— START OF Records for processing —

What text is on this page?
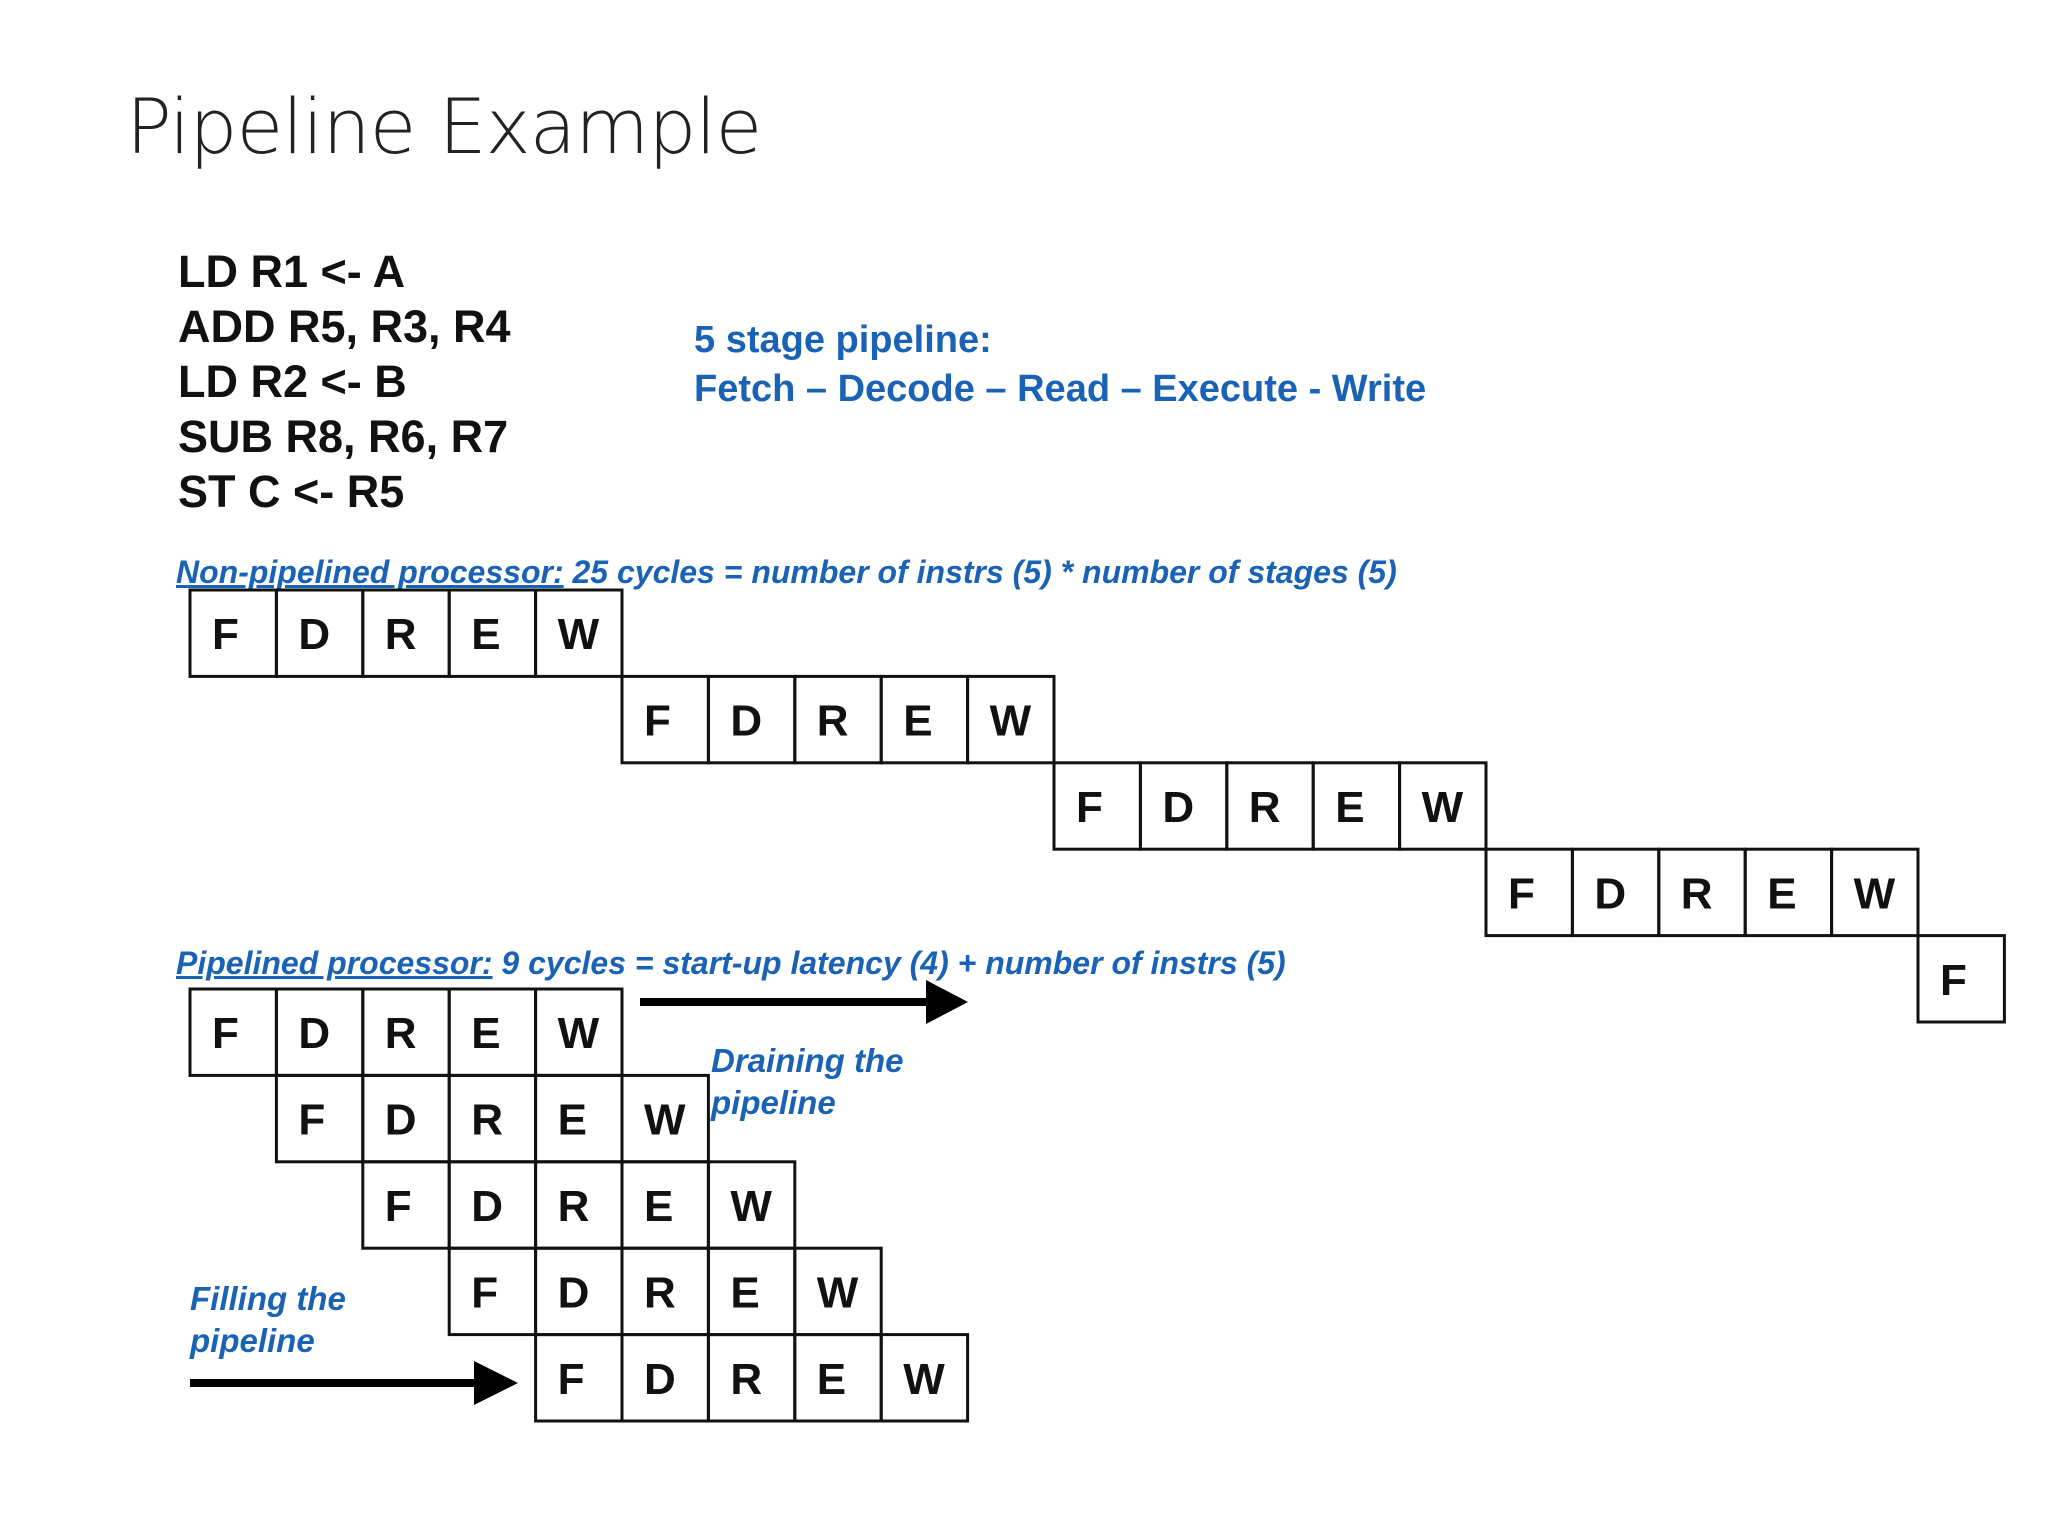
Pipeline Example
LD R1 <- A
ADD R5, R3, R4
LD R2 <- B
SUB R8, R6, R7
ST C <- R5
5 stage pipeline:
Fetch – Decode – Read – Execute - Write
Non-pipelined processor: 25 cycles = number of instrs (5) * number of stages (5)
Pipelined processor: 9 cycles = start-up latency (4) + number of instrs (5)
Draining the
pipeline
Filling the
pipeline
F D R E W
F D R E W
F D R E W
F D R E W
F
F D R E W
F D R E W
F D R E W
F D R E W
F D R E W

— END OF Records for processing —
— START OF Records for processing —

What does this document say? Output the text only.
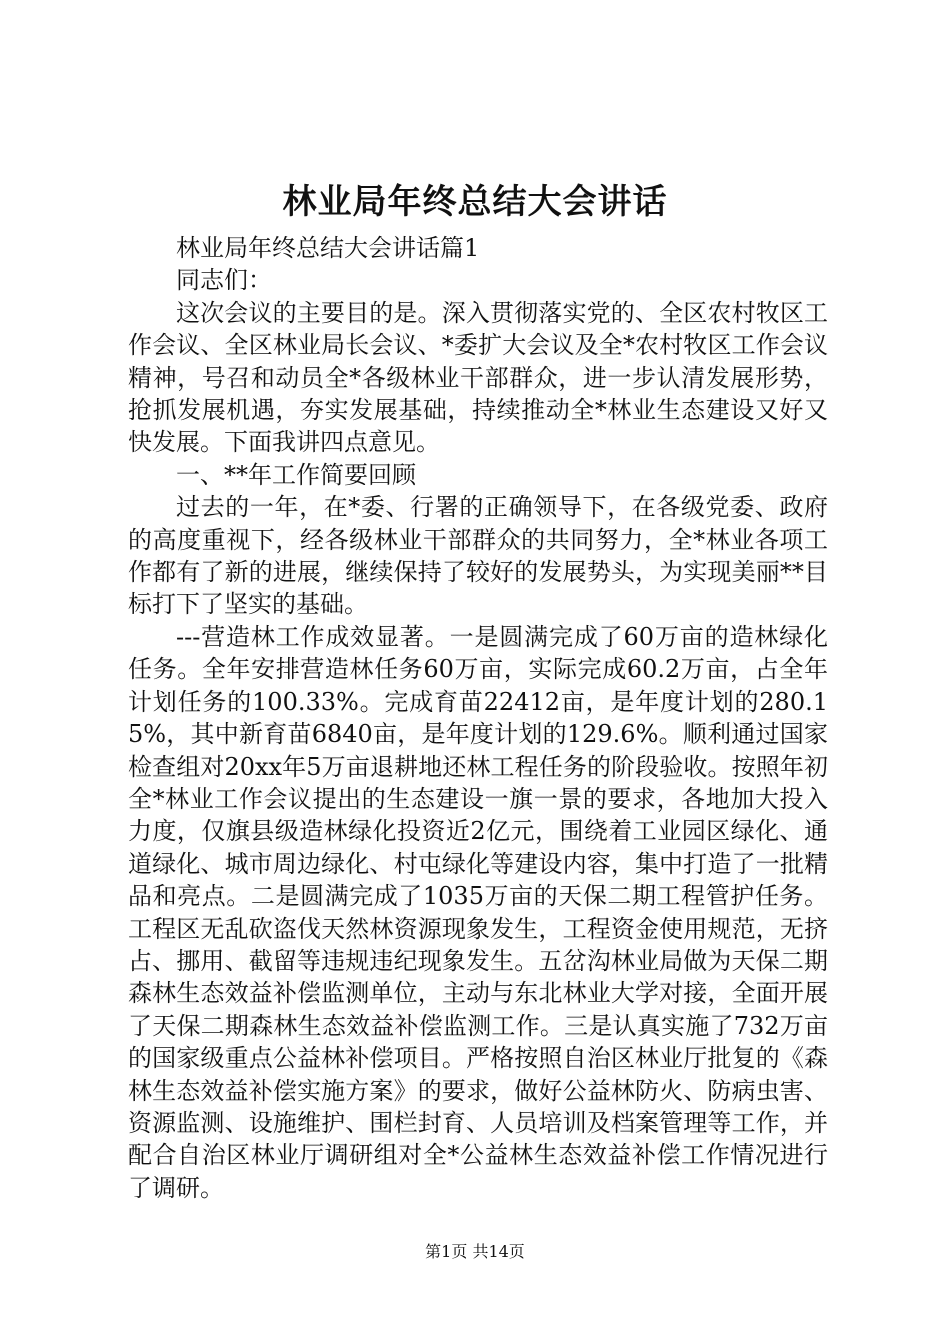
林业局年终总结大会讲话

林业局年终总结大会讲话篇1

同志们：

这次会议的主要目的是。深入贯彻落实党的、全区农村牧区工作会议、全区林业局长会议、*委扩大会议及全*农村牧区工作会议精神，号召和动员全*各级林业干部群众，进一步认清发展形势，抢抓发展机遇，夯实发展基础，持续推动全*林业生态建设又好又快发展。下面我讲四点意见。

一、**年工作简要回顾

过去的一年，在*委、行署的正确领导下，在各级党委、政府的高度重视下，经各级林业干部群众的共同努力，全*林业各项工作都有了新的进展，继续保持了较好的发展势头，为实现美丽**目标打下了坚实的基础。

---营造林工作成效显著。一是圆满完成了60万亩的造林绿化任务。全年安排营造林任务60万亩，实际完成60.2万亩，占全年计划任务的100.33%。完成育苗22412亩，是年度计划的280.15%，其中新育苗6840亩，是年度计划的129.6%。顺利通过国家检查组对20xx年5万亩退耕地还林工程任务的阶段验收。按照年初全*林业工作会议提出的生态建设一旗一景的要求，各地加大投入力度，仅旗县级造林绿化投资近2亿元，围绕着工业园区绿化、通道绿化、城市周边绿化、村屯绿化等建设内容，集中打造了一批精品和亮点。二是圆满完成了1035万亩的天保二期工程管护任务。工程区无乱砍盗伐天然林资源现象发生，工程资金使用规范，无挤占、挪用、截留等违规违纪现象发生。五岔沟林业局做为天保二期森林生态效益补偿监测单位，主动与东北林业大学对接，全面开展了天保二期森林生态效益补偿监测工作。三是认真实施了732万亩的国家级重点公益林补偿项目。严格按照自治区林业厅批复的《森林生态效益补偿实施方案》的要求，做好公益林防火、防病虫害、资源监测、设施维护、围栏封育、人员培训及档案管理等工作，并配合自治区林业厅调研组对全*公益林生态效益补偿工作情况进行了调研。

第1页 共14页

— END OF Records for processing —

Collect from the data above every line that includes "instrs".

**Final result**
Non-pipelined processor: 25 cycles = number of instrs (5) * number of stages (5)
Pipelined processor: 9 cycles = start-up latency (4) + number of instrs (5)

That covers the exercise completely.